▶ **Goal**: Gather every line that includes the word "البخاري", please.

Collection entries:
+++

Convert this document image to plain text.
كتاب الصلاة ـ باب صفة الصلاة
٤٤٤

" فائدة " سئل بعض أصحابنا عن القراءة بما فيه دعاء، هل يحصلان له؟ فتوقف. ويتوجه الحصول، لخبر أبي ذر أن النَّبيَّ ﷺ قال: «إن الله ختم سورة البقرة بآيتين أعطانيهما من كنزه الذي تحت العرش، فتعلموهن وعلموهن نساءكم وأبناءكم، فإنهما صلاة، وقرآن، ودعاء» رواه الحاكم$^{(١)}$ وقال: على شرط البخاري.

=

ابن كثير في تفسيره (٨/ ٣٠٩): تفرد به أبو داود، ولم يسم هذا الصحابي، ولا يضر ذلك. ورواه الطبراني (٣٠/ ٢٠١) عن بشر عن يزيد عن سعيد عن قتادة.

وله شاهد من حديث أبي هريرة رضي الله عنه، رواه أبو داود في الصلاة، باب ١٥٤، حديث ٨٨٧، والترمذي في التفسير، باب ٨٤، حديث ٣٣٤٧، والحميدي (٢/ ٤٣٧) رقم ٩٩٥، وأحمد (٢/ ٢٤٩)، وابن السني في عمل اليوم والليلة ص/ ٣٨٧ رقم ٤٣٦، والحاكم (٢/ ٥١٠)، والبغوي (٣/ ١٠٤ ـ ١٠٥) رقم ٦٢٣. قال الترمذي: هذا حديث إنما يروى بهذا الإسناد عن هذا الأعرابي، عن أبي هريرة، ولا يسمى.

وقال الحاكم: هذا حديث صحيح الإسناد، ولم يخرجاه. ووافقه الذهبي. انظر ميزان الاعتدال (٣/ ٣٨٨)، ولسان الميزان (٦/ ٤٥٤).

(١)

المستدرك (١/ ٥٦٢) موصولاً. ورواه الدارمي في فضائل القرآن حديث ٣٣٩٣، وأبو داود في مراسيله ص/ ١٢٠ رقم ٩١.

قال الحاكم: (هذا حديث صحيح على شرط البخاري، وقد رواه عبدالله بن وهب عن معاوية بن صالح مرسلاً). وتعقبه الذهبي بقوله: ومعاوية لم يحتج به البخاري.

+++

▶ **Full response**:
" فائدة " سئل بعض أصحابنا عن القراءة بما فيه دعاء، هل يحصلان له؟ فتوقف. ويتوجه الحصول، لخبر أبي ذر أن النَّبيَّ ﷺ قال: «إن الله ختم سورة البقرة بآيتين أعطانيهما من كنزه الذي تحت العرش، فتعلموهن وعلموهن نساءكم وأبناءكم، فإنهما صلاة، وقرآن، ودعاء» رواه الحاكم$^{(١)}$ وقال: على شرط البخاري.
قال الحاكم: (هذا حديث صحيح على شرط البخاري، وقد رواه عبدالله بن وهب عن معاوية بن صالح مرسلاً). وتعقبه الذهبي بقوله: ومعاوية لم يحتج به البخاري.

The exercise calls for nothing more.